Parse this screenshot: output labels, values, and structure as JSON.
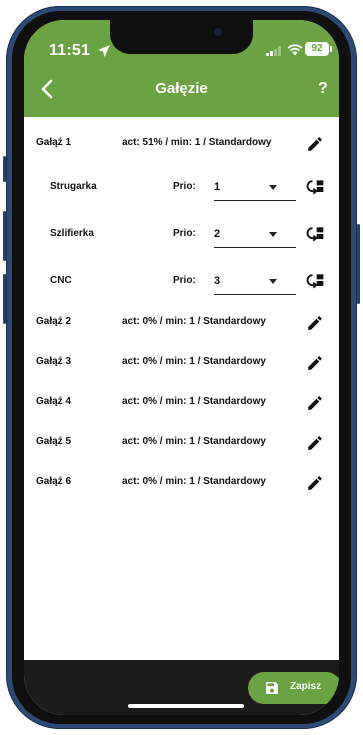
{
  "status_bar": {
    "time": "11:51",
    "battery": "92"
  },
  "header": {
    "back_icon": "chevron-left-icon",
    "title": "Gałęzie",
    "help": "?"
  },
  "branches": [
    {
      "name": "Gałąź 1",
      "status": "act: 51% / min: 1 / Standardowy"
    },
    {
      "name": "Gałąź 2",
      "status": "act: 0% / min: 1 / Standardowy"
    },
    {
      "name": "Gałąź 3",
      "status": "act: 0% / min: 1 / Standardowy"
    },
    {
      "name": "Gałąź 4",
      "status": "act: 0% / min: 1 / Standardowy"
    },
    {
      "name": "Gałąź 5",
      "status": "act: 0% / min: 1 / Standardowy"
    },
    {
      "name": "Gałąź 6",
      "status": "act: 0% / min: 1 / Standardowy"
    }
  ],
  "machines": [
    {
      "name": "Strugarka",
      "prio_label": "Prio:",
      "prio": "1"
    },
    {
      "name": "Szlifierka",
      "prio_label": "Prio:",
      "prio": "2"
    },
    {
      "name": "CNC",
      "prio_label": "Prio:",
      "prio": "3"
    }
  ],
  "footer": {
    "save_label": "Zapisz",
    "save_icon": "floppy-disk-icon"
  },
  "colors": {
    "accent": "#6ba343",
    "bottom_bar": "#1c1c1c"
  }
}
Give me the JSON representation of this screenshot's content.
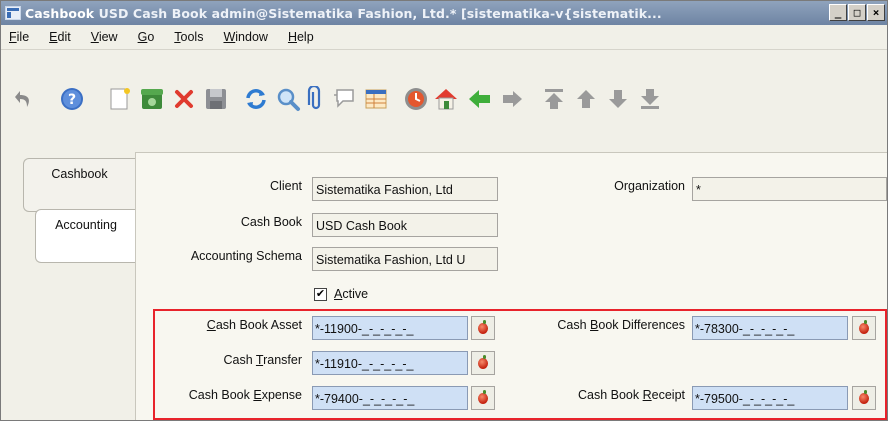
{
  "window": {
    "title_bold": "Cashbook ",
    "title_rest": " USD Cash Book  admin@Sistematika Fashion, Ltd.* [sistematika-v{sistematik..."
  },
  "controls": {
    "minimize": "_",
    "maximize": "□",
    "close": "×"
  },
  "menu": [
    {
      "pre": "",
      "key": "F",
      "post": "ile"
    },
    {
      "pre": "",
      "key": "E",
      "post": "dit"
    },
    {
      "pre": "",
      "key": "V",
      "post": "iew"
    },
    {
      "pre": "",
      "key": "G",
      "post": "o"
    },
    {
      "pre": "",
      "key": "T",
      "post": "ools"
    },
    {
      "pre": "",
      "key": "W",
      "post": "indow"
    },
    {
      "pre": "",
      "key": "H",
      "post": "elp"
    }
  ],
  "toolbar_icons": [
    "undo-icon",
    "help-icon",
    "new-record-icon",
    "copy-record-icon",
    "delete-icon",
    "save-icon",
    "refresh-icon",
    "find-icon",
    "attachment-icon",
    "chat-icon",
    "grid-toggle-icon",
    "history-icon",
    "home-icon",
    "previous-icon",
    "next-icon",
    "first-icon",
    "up-icon",
    "down-icon",
    "last-icon"
  ],
  "tabs": {
    "cashbook": "Cashbook",
    "accounting": "Accounting"
  },
  "form": {
    "client_label": "Client",
    "client_value": "Sistematika Fashion, Ltd",
    "org_label": "Organization",
    "org_value": "*",
    "cashbook_label": "Cash Book",
    "cashbook_value": "USD Cash Book",
    "schema_label": "Accounting Schema",
    "schema_value": "Sistematika Fashion, Ltd U",
    "active_label_key": "A",
    "active_label_rest": "ctive",
    "active_checked": "✔",
    "asset_label_key": "C",
    "asset_label_rest": "ash Book Asset",
    "asset_value": "*-11900-_-_-_-_-_",
    "diff_label_pre": "Cash ",
    "diff_label_key": "B",
    "diff_label_rest": "ook Differences",
    "diff_value": "*-78300-_-_-_-_-_",
    "transfer_label_pre": "Cash ",
    "transfer_label_key": "T",
    "transfer_label_rest": "ransfer",
    "transfer_value": "*-11910-_-_-_-_-_",
    "expense_label_pre": "Cash Book ",
    "expense_label_key": "E",
    "expense_label_rest": "xpense",
    "expense_value": "*-79400-_-_-_-_-_",
    "receipt_label_pre": "Cash Book ",
    "receipt_label_key": "R",
    "receipt_label_rest": "eceipt",
    "receipt_value": "*-79500-_-_-_-_-_"
  },
  "colors": {
    "highlight": "#e8232b",
    "account_field": "#cfe0f5",
    "titlebar": "#7a8fad"
  }
}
* * *
Within the listing above, work out how many lines contain the string "JSON", and reply with that number only.

2